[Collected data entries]
· · · ·
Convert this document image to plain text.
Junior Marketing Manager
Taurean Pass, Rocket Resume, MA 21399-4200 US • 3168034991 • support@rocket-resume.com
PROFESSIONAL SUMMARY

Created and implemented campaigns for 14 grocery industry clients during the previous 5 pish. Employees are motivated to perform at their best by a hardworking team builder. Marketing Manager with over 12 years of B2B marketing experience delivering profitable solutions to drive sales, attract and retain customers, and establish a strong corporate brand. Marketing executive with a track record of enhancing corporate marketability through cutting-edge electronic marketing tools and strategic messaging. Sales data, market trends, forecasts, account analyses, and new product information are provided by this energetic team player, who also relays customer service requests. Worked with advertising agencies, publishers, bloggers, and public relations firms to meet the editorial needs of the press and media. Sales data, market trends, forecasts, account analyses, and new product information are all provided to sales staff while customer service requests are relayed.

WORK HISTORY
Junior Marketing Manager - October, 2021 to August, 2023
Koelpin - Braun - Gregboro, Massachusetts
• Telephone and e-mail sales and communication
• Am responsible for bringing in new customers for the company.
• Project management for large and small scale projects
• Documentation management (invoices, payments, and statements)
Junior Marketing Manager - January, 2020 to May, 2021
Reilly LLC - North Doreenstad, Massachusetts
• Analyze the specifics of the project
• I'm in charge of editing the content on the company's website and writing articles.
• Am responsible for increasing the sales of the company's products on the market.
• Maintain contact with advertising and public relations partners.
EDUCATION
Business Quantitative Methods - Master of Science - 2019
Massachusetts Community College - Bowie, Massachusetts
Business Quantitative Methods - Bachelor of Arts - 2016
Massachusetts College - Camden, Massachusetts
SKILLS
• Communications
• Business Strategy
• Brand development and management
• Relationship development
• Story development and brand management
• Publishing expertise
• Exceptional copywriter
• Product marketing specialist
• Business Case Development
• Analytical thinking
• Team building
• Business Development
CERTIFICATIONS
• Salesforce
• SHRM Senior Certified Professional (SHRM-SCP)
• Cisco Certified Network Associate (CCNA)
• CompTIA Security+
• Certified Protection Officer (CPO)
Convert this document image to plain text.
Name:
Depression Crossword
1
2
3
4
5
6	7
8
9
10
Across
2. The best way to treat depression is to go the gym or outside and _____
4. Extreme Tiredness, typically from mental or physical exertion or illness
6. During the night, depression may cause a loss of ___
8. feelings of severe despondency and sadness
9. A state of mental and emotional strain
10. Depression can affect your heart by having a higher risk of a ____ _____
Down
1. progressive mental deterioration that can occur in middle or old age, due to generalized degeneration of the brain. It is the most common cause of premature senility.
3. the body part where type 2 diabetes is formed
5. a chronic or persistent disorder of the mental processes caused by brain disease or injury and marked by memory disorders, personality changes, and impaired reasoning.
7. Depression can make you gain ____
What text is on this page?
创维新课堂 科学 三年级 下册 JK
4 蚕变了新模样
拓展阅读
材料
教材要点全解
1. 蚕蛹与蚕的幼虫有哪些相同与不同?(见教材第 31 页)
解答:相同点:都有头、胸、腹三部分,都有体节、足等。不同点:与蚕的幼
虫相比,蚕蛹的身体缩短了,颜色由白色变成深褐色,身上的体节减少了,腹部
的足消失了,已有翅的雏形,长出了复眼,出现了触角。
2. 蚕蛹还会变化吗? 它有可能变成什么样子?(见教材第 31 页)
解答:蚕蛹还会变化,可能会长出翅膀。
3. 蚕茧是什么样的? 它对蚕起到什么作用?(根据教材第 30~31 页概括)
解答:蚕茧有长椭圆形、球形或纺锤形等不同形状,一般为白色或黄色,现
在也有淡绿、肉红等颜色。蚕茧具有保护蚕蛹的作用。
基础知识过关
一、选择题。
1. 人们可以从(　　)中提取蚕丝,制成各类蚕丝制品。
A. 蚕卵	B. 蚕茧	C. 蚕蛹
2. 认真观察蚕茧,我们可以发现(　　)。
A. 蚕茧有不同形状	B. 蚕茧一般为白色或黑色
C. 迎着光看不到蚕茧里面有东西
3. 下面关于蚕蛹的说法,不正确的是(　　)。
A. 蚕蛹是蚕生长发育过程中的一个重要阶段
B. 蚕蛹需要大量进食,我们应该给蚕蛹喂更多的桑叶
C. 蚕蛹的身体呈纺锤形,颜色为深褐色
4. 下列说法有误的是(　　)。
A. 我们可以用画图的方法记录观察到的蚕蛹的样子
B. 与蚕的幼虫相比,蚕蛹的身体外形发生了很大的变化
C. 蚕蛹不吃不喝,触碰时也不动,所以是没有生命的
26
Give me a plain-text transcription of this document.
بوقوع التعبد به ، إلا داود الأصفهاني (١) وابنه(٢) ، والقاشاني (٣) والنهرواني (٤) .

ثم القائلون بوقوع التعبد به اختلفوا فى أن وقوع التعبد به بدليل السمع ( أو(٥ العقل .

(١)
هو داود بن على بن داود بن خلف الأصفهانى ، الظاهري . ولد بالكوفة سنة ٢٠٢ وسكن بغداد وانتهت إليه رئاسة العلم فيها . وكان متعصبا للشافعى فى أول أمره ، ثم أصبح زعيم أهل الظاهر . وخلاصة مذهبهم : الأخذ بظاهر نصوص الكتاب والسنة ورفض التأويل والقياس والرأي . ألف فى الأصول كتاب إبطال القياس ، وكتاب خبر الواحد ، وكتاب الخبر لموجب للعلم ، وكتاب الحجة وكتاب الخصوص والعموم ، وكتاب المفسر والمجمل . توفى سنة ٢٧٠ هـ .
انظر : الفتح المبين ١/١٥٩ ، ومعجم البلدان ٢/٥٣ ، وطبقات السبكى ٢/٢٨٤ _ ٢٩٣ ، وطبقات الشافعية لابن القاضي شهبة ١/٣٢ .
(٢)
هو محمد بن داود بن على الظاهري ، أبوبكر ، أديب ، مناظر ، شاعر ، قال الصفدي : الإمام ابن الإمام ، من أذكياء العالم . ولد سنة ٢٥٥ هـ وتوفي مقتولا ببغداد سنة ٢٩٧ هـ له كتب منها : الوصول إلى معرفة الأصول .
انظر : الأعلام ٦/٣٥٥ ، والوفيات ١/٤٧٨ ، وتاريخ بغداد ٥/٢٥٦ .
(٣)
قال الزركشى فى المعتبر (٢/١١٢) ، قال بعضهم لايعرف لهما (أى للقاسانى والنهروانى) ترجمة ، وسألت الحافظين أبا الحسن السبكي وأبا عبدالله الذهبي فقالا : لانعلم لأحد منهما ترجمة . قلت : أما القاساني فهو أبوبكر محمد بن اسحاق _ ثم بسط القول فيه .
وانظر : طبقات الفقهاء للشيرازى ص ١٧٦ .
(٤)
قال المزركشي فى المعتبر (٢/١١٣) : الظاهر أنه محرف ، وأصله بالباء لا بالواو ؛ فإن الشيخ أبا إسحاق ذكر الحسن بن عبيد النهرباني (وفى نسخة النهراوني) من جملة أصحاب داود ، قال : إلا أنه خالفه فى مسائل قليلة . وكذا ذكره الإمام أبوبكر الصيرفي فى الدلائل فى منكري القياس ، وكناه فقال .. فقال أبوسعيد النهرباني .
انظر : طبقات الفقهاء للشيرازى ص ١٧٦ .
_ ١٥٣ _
· · · ·
What is required: Check each line of the records above for the string "Quantitative", and report every line that has it.

Response to the task:
Business Quantitative Methods - Master of Science - 2019
Business Quantitative Methods - Bachelor of Arts - 2016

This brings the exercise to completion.